**Problem to work on**
Pull out each line of the data that includes the word "Numa".

⟨

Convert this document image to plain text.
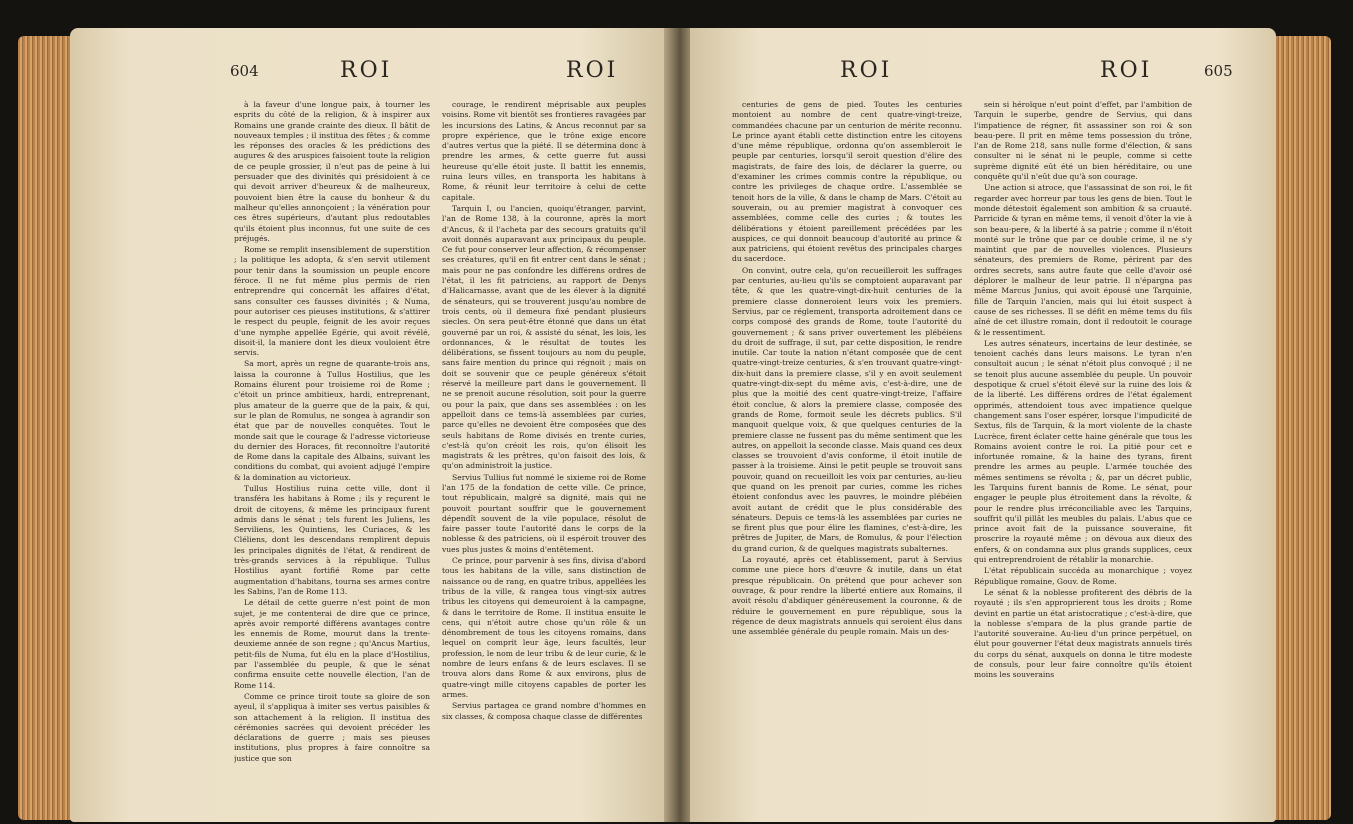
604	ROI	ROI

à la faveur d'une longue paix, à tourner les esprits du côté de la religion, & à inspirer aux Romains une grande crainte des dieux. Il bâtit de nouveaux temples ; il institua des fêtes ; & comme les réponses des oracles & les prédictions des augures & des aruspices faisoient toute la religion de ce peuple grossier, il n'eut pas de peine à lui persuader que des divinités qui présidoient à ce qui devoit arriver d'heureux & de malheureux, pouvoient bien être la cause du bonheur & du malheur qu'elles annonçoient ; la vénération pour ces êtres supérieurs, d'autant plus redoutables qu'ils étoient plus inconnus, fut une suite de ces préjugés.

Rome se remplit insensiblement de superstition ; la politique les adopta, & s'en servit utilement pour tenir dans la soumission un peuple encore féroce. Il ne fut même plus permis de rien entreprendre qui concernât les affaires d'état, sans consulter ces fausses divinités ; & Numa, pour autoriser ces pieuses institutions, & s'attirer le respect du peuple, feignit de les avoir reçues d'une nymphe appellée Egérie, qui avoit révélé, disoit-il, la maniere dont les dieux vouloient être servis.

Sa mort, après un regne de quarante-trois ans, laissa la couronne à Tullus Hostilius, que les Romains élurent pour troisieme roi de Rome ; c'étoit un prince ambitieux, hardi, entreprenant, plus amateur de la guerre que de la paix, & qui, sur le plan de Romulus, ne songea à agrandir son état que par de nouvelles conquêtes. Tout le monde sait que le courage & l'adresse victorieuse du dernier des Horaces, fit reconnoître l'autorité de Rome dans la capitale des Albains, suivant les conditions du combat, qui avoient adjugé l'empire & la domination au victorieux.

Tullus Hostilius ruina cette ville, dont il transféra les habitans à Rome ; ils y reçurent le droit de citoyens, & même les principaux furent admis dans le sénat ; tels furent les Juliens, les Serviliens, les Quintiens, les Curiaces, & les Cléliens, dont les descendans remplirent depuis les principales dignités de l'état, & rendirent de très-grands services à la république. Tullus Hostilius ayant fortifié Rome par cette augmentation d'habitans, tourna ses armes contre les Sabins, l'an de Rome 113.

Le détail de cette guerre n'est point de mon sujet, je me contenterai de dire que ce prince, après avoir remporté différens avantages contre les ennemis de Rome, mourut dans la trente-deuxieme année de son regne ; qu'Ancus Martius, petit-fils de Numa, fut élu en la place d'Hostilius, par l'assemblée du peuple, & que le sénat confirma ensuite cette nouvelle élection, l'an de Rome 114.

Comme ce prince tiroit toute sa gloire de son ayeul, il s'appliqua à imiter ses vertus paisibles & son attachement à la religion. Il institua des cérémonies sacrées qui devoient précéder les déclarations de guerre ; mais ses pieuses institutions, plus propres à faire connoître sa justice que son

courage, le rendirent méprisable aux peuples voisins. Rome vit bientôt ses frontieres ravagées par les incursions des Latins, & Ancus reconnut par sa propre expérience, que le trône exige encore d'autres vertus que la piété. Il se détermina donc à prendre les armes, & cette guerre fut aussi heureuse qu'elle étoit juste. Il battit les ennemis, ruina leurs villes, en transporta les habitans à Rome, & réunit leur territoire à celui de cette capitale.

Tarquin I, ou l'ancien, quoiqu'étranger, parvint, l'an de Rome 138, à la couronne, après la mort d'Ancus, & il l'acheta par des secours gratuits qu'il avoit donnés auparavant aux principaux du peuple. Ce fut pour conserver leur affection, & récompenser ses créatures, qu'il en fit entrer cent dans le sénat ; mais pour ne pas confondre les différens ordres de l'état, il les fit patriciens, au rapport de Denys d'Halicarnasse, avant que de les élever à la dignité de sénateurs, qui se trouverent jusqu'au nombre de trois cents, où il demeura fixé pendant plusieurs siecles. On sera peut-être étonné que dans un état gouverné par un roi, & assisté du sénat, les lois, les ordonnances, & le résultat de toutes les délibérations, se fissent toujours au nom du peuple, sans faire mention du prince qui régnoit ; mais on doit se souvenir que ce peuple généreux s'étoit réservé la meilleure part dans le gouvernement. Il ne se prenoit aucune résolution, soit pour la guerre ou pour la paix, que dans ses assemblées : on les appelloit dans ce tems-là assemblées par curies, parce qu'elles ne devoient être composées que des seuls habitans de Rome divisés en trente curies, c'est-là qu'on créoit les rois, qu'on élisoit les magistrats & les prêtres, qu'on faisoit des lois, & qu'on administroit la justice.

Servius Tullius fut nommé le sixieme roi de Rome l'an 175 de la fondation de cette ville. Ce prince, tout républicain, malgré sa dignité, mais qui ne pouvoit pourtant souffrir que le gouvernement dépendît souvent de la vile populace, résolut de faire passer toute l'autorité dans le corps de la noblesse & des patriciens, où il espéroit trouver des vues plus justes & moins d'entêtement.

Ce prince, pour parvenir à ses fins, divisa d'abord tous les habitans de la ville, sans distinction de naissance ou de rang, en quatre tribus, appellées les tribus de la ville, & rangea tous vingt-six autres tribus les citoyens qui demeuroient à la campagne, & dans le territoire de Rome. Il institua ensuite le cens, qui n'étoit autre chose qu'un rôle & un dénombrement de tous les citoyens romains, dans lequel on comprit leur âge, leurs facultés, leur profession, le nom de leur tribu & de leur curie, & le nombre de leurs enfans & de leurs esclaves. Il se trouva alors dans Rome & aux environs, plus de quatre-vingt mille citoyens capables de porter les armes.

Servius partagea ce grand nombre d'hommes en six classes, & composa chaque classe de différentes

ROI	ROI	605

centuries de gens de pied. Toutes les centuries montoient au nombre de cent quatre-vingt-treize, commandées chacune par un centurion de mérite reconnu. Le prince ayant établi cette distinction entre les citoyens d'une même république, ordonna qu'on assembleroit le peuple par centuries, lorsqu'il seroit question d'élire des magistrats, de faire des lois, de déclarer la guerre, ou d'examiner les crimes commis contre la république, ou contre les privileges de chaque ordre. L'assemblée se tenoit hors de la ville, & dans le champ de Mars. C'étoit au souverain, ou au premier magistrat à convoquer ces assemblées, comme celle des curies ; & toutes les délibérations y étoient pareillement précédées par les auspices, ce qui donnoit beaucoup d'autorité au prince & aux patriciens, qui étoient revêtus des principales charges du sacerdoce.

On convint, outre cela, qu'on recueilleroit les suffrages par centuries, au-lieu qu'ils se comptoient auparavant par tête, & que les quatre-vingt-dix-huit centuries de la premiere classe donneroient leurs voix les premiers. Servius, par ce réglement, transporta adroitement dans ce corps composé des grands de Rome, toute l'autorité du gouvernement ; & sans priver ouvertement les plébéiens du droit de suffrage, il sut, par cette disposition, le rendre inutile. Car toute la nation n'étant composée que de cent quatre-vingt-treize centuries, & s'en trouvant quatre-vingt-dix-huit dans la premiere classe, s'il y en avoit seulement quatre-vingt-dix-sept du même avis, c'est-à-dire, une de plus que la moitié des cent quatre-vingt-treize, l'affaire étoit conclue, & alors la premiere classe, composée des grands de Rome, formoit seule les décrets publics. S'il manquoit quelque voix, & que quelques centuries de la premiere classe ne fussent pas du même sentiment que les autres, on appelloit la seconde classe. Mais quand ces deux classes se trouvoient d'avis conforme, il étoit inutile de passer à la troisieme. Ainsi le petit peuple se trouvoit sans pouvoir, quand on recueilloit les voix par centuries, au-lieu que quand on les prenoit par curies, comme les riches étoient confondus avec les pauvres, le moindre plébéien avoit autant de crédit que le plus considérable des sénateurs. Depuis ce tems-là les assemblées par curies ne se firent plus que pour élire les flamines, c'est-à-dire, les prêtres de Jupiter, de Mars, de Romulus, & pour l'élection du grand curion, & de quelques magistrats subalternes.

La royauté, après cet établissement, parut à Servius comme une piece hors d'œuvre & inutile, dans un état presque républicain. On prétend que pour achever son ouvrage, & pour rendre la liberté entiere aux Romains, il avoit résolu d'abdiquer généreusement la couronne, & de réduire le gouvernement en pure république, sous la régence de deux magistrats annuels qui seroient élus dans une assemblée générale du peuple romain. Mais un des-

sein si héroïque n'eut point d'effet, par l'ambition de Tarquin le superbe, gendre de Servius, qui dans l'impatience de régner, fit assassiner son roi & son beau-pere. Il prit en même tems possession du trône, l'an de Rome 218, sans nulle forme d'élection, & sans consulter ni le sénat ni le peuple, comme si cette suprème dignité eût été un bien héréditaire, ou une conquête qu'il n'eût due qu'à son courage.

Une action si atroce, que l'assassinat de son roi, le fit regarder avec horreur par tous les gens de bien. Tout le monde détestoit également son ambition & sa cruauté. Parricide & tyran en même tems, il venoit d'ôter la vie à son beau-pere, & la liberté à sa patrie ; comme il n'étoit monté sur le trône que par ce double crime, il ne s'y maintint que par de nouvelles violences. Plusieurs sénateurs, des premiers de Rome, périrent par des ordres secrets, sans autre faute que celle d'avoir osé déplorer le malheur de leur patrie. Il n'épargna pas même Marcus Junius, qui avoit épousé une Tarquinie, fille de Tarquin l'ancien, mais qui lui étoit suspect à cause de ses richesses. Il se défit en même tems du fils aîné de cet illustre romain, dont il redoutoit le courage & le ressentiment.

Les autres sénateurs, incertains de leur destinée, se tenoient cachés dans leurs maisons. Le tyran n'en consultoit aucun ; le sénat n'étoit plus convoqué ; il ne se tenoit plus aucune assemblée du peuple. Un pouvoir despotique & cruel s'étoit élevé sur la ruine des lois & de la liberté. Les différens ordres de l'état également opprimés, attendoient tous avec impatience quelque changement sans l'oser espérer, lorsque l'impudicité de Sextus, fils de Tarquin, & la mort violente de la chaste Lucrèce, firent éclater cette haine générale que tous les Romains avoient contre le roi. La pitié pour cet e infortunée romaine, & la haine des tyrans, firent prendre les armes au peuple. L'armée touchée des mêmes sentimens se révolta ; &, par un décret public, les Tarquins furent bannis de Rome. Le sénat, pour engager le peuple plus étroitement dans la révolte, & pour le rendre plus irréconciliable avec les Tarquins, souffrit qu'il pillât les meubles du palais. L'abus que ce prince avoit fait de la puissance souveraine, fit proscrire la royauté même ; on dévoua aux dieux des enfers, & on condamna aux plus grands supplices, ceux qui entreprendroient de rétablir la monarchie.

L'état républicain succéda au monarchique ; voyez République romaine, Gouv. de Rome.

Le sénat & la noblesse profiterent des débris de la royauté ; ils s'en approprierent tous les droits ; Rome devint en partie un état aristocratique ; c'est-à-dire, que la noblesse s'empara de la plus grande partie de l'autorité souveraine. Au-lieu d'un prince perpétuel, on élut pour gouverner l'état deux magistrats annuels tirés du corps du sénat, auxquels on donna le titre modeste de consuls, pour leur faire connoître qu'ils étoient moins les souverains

⟩

**Answer**
Rome se remplit insensiblement de superstition ; la politique les adopta, & s'en servit utilement pour tenir dans la soumission un peuple encore féroce. Il ne fut même plus permis de rien entreprendre qui concernât les affaires d'état, sans consulter ces fausses divinités ; & Numa, pour autoriser ces pieuses institutions, & s'attirer le respect du peuple, feignit de les avoir reçues d'une nymphe appellée Egérie, qui avoit révélé, disoit-il, la maniere dont les dieux vouloient être servis.
Le détail de cette guerre n'est point de mon sujet, je me contenterai de dire que ce prince, après avoir remporté différens avantages contre les ennemis de Rome, mourut dans la trente-deuxieme année de son regne ; qu'Ancus Martius, petit-fils de Numa, fut élu en la place d'Hostilius, par l'assemblée du peuple, & que le sénat confirma ensuite cette nouvelle élection, l'an de Rome 114.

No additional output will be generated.